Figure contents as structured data
>> Begin

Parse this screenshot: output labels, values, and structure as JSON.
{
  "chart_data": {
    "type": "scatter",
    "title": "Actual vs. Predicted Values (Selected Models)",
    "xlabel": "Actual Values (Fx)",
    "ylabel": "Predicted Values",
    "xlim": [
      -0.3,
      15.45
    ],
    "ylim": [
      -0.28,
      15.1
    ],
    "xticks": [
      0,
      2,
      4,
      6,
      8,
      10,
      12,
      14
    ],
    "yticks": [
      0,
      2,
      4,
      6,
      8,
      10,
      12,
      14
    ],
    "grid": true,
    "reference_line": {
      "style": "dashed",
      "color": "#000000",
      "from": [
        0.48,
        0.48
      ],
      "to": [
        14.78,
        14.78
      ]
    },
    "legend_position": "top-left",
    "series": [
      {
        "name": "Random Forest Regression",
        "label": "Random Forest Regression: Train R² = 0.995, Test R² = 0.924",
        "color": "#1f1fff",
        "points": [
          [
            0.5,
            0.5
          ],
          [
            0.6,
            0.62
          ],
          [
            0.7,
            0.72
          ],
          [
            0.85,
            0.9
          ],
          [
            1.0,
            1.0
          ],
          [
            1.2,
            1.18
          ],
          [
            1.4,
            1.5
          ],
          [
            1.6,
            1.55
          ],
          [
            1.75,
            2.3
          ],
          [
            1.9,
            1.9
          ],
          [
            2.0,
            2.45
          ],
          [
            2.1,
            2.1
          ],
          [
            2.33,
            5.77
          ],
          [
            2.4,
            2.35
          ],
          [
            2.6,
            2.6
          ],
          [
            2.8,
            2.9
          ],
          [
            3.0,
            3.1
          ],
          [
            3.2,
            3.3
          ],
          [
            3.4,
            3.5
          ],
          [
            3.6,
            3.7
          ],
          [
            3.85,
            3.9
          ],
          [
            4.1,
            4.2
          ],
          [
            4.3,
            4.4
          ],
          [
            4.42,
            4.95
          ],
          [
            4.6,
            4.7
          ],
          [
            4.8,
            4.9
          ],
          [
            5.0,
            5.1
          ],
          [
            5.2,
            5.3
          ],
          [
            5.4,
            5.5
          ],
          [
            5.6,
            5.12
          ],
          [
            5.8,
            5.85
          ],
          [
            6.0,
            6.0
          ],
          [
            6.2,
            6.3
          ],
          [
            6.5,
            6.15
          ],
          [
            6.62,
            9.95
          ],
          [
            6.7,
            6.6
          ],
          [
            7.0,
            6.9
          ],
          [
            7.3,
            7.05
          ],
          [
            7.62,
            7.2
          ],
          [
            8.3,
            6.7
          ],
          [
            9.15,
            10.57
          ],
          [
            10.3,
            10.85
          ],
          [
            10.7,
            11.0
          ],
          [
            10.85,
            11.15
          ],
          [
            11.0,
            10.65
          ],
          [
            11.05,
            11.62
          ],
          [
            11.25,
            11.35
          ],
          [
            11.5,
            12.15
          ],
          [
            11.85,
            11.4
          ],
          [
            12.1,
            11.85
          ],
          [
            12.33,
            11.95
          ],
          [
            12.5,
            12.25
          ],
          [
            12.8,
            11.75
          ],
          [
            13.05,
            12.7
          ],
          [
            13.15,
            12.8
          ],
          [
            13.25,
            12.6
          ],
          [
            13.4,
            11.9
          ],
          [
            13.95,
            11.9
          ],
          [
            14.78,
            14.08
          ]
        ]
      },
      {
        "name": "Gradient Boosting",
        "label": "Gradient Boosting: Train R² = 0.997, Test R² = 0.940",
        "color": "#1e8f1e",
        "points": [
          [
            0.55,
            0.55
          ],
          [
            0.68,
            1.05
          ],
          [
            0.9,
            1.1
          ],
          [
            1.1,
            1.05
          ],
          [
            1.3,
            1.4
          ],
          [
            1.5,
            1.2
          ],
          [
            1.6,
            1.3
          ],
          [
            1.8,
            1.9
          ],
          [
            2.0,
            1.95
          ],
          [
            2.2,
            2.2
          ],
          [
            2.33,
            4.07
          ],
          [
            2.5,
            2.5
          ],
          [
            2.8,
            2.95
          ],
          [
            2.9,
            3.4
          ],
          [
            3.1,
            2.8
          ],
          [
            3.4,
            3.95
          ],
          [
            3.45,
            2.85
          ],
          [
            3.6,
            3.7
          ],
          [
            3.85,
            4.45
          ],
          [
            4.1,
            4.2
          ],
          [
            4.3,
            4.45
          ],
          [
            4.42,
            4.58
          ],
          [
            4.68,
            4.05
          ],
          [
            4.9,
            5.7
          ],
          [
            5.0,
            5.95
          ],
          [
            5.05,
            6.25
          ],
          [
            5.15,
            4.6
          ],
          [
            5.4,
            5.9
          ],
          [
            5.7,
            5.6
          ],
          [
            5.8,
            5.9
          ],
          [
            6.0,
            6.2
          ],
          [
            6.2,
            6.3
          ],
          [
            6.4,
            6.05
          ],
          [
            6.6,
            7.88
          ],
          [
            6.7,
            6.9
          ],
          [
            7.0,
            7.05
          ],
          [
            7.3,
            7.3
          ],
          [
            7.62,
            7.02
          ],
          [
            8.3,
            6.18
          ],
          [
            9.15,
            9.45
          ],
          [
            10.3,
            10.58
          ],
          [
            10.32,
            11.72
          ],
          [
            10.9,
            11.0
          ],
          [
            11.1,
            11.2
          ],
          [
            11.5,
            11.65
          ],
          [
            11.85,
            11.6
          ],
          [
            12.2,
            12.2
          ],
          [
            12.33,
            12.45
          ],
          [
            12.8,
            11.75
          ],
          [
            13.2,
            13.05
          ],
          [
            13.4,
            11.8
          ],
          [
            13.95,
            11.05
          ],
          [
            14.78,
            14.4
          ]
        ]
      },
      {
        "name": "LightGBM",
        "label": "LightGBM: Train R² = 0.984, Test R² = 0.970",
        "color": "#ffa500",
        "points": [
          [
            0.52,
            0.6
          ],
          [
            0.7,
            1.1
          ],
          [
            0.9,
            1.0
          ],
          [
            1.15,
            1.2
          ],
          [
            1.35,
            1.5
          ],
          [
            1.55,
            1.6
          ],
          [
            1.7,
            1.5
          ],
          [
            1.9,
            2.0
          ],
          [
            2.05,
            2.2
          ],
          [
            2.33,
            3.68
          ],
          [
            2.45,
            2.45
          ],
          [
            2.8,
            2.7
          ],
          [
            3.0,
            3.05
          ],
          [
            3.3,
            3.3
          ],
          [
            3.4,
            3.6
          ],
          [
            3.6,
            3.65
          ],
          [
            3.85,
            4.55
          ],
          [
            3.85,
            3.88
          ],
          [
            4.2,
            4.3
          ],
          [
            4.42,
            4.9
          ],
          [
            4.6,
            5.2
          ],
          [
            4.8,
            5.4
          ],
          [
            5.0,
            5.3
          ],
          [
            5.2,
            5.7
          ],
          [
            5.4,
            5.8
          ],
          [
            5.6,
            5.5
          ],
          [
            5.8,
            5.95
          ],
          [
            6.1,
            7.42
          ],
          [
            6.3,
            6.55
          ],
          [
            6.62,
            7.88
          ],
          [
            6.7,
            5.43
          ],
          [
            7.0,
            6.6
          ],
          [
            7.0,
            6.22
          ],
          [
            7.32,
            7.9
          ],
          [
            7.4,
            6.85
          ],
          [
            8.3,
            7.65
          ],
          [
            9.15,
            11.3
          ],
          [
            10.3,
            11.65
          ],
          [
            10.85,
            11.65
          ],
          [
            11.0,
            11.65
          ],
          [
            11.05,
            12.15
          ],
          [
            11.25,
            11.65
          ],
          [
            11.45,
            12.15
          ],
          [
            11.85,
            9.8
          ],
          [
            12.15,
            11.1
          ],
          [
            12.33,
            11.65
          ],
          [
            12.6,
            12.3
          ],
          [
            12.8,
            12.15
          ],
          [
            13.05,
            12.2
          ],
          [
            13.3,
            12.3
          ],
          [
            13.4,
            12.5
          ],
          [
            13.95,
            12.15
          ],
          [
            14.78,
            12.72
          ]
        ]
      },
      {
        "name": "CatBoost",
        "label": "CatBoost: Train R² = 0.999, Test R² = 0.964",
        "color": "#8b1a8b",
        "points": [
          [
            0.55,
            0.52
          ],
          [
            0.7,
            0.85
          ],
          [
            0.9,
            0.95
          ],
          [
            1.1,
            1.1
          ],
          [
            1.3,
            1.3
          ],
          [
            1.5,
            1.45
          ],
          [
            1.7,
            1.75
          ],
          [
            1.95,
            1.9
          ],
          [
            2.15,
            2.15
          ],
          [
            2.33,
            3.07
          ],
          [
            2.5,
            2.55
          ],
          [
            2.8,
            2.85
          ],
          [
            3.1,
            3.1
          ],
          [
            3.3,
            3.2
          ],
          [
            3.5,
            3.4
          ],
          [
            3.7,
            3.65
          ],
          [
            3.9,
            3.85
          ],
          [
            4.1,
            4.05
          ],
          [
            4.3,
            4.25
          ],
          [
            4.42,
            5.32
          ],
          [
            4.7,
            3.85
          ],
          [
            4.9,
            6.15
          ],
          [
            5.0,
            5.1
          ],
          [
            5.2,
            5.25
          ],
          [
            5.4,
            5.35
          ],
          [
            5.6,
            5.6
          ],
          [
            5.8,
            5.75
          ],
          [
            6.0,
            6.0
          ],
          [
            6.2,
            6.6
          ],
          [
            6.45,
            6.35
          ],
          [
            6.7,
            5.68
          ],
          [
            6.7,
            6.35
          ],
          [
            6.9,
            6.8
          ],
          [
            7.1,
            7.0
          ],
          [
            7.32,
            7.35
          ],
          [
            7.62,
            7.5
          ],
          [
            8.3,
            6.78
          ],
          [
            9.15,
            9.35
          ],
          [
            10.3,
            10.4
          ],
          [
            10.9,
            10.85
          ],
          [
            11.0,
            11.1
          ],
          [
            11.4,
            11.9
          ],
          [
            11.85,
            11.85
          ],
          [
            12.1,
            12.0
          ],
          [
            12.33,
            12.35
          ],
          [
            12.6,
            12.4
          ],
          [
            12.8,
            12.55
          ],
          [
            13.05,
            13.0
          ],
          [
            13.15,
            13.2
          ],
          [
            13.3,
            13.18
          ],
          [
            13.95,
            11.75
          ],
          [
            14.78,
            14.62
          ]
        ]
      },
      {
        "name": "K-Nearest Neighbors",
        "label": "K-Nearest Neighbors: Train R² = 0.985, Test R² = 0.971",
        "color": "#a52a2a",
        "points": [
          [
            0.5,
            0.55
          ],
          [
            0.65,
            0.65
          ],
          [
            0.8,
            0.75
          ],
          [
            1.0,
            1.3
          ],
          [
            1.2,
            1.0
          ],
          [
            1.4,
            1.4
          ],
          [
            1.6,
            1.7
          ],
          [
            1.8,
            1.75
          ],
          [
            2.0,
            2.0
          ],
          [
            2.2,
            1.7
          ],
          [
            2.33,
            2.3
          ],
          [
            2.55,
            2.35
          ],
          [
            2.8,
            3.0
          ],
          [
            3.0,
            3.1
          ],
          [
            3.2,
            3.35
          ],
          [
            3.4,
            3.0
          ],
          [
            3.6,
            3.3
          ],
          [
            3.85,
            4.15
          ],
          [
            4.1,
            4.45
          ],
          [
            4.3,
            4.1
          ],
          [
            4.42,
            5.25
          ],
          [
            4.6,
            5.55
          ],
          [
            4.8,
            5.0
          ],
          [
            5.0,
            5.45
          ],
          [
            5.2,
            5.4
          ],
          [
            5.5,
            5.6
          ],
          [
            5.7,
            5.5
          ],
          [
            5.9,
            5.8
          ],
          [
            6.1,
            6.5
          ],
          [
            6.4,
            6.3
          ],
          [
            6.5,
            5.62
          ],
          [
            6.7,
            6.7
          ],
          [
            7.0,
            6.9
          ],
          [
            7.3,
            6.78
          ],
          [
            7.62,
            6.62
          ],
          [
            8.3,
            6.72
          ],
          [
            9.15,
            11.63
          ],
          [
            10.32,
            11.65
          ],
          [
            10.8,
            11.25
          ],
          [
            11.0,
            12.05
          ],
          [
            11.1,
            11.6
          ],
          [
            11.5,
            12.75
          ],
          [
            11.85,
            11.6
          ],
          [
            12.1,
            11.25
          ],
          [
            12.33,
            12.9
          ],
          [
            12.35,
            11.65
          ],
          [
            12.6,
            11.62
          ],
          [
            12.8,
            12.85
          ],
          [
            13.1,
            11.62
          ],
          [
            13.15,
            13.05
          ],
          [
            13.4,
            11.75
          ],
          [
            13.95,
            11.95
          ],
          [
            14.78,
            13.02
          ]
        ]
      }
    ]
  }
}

>> End

== Stated goal ==
Write out every line of the listing that holds the word "LightGBM".

== Exercise response ==
        "name": "LightGBM",
        "label": "LightGBM: Train R² = 0.984, Test R² = 0.970",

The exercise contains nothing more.